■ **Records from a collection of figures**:
..........

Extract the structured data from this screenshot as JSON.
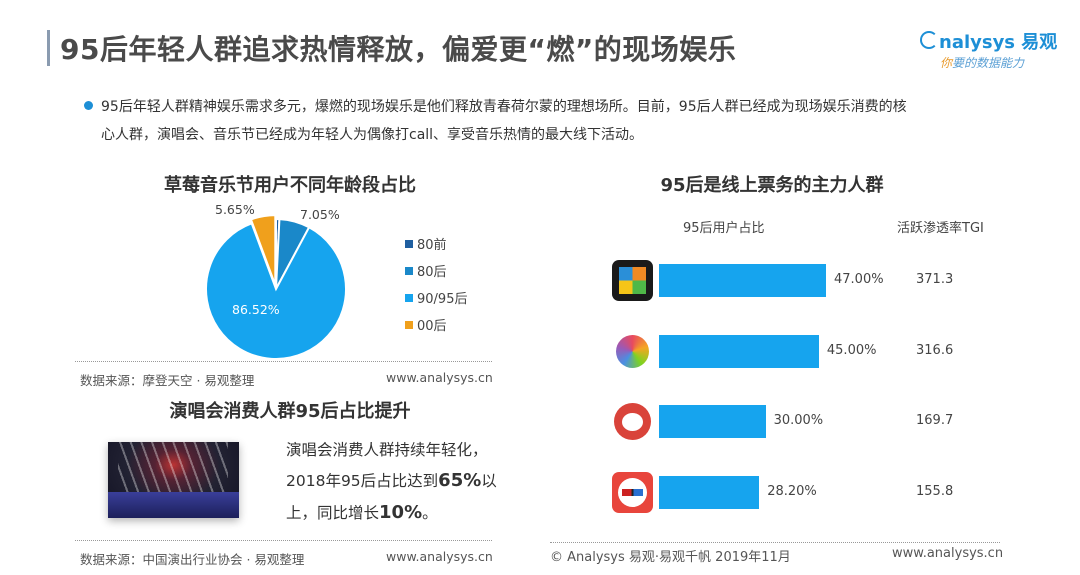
{
  "header": {
    "title": "95后年轻人群追求热情释放，偏爱更“燃”的现场娱乐",
    "logo_text": "nalysys 易观",
    "logo_slogan": "你要的数据能力",
    "logo_slogan_rest": "要的数据能力",
    "logo_slogan_first": "你"
  },
  "bullet": {
    "line1": "95后年轻人群精神娱乐需求多元，爆燃的现场娱乐是他们释放青春荷尔蒙的理想场所。目前，95后人群已经成为现场娱乐消费的核",
    "line2": "心人群，演唱会、音乐节已经成为年轻人为偶像打call、享受音乐热情的最大线下活动。"
  },
  "colors": {
    "accent": "#1d8fd6",
    "bar": "#16a4ee",
    "pie_80before": "#1f5fa0",
    "pie_80after": "#1a88c9",
    "pie_9095": "#16a4ee",
    "pie_00": "#f0a01c"
  },
  "chart_data": [
    {
      "type": "pie",
      "title": "草莓音乐节用户不同年龄段占比",
      "categories": [
        "80前",
        "80后",
        "90/95后",
        "00后"
      ],
      "values": [
        0.78,
        7.05,
        86.52,
        5.65
      ],
      "labels": [
        "",
        "7.05%",
        "86.52%",
        "5.65%"
      ],
      "legend": "right",
      "source": "数据来源：摩登天空 · 易观整理",
      "site": "www.analysys.cn"
    },
    {
      "type": "bar",
      "title": "95后是线上票务的主力人群",
      "bar_header": "95后用户占比",
      "tgi_header": "活跃渗透率TGI",
      "categories": [
        "app-1",
        "app-2",
        "app-3",
        "app-4"
      ],
      "values": [
        47.0,
        45.0,
        30.0,
        28.2
      ],
      "labels": [
        "47.00%",
        "45.00%",
        "30.00%",
        "28.20%"
      ],
      "tgi": [
        "371.3",
        "316.6",
        "169.7",
        "155.8"
      ],
      "icons": [
        "ticket-app-grid-icon",
        "ticket-app-peacock-icon",
        "maoyan-cat-icon",
        "taopiaopiao-glasses-icon"
      ],
      "xlim": [
        0,
        100
      ]
    }
  ],
  "concert": {
    "title": "演唱会消费人群95后占比提升",
    "line1": "演唱会消费人群持续年轻化，",
    "line2a": "2018年95后占比达到",
    "line2b": "65%",
    "line2c": "以",
    "line3a": "上，同比增长",
    "line3b": "10%",
    "line3c": "。",
    "source": "数据来源：中国演出行业协会 · 易观整理",
    "site": "www.analysys.cn"
  },
  "footer": {
    "copyright": "© Analysys 易观·易观千帆 2019年11月",
    "site": "www.analysys.cn"
  }
}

..........

■ **Task details**: Pick every line with "source" in it and copy it.

■ **Task solution**:
      "source": "数据来源：摩登天空 · 易观整理",
    "source": "数据来源：中国演出行业协会 · 易观整理",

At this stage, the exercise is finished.